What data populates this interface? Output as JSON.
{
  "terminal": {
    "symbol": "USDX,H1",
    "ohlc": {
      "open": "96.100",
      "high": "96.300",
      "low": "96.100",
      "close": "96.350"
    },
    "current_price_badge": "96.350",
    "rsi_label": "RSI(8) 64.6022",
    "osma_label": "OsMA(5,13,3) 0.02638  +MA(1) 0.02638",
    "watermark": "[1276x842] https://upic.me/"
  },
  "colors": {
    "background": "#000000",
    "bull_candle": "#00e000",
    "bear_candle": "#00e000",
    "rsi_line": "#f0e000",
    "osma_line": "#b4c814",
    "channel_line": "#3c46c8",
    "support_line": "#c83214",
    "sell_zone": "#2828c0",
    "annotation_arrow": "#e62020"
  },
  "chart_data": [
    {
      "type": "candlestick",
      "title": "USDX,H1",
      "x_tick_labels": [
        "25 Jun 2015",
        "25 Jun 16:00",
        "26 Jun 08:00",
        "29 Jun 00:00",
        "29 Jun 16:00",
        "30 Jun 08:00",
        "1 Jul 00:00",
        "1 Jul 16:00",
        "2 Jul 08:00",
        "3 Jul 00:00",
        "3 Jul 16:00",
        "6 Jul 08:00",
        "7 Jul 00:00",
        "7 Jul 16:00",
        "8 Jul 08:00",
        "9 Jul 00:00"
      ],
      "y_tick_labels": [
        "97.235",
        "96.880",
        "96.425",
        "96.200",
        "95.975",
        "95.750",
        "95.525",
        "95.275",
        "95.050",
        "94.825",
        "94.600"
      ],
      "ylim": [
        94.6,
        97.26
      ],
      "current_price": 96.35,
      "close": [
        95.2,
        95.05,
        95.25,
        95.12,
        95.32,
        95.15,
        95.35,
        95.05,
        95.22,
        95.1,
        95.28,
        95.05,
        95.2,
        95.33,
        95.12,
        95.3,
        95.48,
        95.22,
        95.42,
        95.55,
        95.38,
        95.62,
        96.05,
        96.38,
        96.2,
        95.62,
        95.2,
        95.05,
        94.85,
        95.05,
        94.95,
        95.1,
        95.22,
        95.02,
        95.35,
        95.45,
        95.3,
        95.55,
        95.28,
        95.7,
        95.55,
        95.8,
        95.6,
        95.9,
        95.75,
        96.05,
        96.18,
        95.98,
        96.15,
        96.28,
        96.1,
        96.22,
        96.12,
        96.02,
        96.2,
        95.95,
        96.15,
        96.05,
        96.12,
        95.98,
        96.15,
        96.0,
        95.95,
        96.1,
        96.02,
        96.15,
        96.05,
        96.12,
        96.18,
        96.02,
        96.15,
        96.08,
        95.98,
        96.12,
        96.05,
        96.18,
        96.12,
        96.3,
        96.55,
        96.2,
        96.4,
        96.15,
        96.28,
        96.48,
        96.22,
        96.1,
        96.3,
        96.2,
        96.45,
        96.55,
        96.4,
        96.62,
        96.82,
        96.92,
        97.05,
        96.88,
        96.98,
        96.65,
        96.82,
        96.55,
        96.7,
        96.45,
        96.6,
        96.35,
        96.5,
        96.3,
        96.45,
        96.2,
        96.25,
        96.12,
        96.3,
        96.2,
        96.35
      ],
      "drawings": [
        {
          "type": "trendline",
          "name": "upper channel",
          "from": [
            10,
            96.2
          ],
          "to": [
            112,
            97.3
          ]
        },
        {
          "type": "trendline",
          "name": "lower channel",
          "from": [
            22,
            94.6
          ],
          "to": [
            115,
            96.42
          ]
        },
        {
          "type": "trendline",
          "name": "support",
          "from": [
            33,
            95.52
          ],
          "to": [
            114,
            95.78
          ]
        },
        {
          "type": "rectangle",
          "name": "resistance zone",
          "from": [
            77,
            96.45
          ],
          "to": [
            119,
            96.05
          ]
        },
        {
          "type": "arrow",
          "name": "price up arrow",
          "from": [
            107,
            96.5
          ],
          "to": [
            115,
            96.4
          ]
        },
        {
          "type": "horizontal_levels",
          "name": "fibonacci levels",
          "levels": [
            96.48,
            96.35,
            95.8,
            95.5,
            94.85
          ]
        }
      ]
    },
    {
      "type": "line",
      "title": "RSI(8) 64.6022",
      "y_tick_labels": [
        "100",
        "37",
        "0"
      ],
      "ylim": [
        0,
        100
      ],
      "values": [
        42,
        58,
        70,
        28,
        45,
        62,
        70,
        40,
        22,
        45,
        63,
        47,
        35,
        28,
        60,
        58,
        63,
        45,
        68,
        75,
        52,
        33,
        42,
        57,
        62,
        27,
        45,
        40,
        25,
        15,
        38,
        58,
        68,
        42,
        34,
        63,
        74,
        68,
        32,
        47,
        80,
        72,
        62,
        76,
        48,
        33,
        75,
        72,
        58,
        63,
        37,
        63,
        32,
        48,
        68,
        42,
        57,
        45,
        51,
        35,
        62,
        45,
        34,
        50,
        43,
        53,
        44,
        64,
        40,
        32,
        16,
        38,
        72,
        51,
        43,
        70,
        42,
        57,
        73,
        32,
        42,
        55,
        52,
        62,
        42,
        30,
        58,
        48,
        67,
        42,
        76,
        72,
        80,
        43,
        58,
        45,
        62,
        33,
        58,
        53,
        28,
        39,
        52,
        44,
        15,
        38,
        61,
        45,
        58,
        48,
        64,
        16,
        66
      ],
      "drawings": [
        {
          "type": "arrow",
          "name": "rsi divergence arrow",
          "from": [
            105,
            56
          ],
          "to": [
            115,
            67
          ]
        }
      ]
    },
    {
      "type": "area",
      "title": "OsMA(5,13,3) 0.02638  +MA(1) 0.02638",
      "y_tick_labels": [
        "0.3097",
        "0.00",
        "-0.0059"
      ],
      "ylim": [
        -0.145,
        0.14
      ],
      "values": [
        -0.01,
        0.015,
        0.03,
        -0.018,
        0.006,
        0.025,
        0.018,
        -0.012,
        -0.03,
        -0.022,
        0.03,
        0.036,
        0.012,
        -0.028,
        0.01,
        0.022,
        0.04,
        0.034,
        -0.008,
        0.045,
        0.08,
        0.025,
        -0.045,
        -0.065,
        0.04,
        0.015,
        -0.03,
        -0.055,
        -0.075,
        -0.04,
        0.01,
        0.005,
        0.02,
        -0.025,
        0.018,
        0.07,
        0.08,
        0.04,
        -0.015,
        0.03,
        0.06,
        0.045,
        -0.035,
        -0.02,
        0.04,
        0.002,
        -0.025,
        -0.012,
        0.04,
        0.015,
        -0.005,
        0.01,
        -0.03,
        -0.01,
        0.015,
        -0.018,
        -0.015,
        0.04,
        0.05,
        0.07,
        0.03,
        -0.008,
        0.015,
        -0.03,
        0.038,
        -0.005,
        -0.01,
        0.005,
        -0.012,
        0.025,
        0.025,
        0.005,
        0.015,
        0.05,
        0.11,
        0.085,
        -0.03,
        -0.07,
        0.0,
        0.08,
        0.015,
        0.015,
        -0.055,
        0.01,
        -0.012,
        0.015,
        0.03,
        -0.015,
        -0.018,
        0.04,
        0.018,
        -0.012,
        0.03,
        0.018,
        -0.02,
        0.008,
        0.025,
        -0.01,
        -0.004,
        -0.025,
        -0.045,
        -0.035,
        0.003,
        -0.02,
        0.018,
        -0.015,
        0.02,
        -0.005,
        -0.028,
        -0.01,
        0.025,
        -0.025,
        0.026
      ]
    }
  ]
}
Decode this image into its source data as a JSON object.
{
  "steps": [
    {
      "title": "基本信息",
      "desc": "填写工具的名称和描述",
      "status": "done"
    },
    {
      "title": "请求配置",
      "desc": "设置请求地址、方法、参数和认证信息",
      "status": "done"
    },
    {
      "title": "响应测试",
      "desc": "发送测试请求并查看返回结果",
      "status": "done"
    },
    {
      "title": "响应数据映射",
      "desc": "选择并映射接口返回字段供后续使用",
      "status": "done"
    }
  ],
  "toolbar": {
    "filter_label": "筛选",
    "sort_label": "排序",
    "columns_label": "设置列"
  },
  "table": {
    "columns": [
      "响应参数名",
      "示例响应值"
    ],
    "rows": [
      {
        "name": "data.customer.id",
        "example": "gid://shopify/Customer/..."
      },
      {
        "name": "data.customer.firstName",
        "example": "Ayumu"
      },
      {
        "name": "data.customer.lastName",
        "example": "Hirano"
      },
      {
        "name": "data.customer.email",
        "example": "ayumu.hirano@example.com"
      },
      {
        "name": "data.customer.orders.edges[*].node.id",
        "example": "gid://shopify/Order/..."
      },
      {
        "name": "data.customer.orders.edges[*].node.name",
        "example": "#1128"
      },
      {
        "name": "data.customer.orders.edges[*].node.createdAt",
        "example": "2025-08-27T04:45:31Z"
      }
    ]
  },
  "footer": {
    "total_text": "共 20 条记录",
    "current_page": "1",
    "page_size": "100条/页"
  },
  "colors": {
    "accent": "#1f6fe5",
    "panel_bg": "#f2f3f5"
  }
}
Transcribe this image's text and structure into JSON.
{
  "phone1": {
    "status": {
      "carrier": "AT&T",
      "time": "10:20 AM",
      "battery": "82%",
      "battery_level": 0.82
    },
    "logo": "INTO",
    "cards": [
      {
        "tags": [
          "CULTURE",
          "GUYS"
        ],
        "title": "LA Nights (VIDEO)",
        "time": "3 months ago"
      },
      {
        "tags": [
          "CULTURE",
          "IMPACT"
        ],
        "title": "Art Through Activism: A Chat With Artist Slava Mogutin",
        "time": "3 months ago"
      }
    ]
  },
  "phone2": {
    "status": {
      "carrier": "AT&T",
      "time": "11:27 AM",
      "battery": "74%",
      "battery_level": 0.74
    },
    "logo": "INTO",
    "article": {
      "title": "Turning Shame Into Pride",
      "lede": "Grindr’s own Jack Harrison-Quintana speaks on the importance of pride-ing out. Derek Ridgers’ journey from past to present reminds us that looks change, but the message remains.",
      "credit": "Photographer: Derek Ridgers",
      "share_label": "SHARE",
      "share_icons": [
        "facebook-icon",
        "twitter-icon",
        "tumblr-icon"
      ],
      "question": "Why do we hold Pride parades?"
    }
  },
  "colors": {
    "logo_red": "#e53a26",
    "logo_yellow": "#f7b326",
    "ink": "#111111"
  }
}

### Stated task
Which lines hold the word "Ridgers"? Copy each of them from the records.

### Exercise solution
      "lede": "Grindr’s own Jack Harrison-Quintana speaks on the importance of pride-ing out. Derek Ridgers’ journey from past to present reminds us that looks change, but the message remains.",
      "credit": "Photographer: Derek Ridgers",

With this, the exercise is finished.